━━━━━ Record extracts

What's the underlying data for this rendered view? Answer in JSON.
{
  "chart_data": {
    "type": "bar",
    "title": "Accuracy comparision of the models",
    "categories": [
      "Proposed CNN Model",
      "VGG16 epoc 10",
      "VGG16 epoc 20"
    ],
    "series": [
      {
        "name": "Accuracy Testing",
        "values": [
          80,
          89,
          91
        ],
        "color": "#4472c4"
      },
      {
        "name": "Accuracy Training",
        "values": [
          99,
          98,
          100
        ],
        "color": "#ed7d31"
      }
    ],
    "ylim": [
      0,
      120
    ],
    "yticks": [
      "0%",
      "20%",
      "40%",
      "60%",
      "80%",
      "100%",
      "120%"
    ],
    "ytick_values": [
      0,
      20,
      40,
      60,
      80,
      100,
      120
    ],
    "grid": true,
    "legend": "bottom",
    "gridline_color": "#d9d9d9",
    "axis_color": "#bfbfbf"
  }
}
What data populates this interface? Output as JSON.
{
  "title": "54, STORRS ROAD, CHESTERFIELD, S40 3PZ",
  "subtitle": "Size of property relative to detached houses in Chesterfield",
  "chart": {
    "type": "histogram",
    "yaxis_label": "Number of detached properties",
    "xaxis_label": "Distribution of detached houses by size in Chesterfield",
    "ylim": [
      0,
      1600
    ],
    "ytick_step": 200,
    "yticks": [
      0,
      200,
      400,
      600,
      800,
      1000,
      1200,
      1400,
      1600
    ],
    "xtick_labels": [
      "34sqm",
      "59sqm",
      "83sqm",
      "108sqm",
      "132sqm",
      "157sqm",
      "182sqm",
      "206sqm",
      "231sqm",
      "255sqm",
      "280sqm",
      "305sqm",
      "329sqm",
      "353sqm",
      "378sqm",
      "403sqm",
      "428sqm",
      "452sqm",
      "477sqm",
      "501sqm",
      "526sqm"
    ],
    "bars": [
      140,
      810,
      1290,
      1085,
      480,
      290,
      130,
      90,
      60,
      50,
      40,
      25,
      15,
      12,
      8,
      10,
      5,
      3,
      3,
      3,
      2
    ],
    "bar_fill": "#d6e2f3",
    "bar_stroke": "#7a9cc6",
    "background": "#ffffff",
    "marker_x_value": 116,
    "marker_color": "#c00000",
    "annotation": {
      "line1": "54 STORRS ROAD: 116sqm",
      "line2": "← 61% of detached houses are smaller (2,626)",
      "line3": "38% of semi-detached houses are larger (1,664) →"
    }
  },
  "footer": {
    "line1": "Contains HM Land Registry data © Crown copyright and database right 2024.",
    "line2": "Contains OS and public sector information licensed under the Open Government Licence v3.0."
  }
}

━━━━━━━━━━

Repeat each of the entries above precisely as given.

What's the underlying data for this rendered view? Answer in JSON.
{
  "chart_data": {
    "type": "bar",
    "title": "Accuracy comparision of the models",
    "categories": [
      "Proposed CNN Model",
      "VGG16 epoc 10",
      "VGG16 epoc 20"
    ],
    "series": [
      {
        "name": "Accuracy Testing",
        "values": [
          80,
          89,
          91
        ],
        "color": "#4472c4"
      },
      {
        "name": "Accuracy Training",
        "values": [
          99,
          98,
          100
        ],
        "color": "#ed7d31"
      }
    ],
    "ylim": [
      0,
      120
    ],
    "yticks": [
      "0%",
      "20%",
      "40%",
      "60%",
      "80%",
      "100%",
      "120%"
    ],
    "ytick_values": [
      0,
      20,
      40,
      60,
      80,
      100,
      120
    ],
    "grid": true,
    "legend": "bottom",
    "gridline_color": "#d9d9d9",
    "axis_color": "#bfbfbf"
  }
}
What data populates this interface? Output as JSON.
{
  "title": "54, STORRS ROAD, CHESTERFIELD, S40 3PZ",
  "subtitle": "Size of property relative to detached houses in Chesterfield",
  "chart": {
    "type": "histogram",
    "yaxis_label": "Number of detached properties",
    "xaxis_label": "Distribution of detached houses by size in Chesterfield",
    "ylim": [
      0,
      1600
    ],
    "ytick_step": 200,
    "yticks": [
      0,
      200,
      400,
      600,
      800,
      1000,
      1200,
      1400,
      1600
    ],
    "xtick_labels": [
      "34sqm",
      "59sqm",
      "83sqm",
      "108sqm",
      "132sqm",
      "157sqm",
      "182sqm",
      "206sqm",
      "231sqm",
      "255sqm",
      "280sqm",
      "305sqm",
      "329sqm",
      "353sqm",
      "378sqm",
      "403sqm",
      "428sqm",
      "452sqm",
      "477sqm",
      "501sqm",
      "526sqm"
    ],
    "bars": [
      140,
      810,
      1290,
      1085,
      480,
      290,
      130,
      90,
      60,
      50,
      40,
      25,
      15,
      12,
      8,
      10,
      5,
      3,
      3,
      3,
      2
    ],
    "bar_fill": "#d6e2f3",
    "bar_stroke": "#7a9cc6",
    "background": "#ffffff",
    "marker_x_value": 116,
    "marker_color": "#c00000",
    "annotation": {
      "line1": "54 STORRS ROAD: 116sqm",
      "line2": "← 61% of detached houses are smaller (2,626)",
      "line3": "38% of semi-detached houses are larger (1,664) →"
    }
  },
  "footer": {
    "line1": "Contains HM Land Registry data © Crown copyright and database right 2024.",
    "line2": "Contains OS and public sector information licensed under the Open Government Licence v3.0."
  }
}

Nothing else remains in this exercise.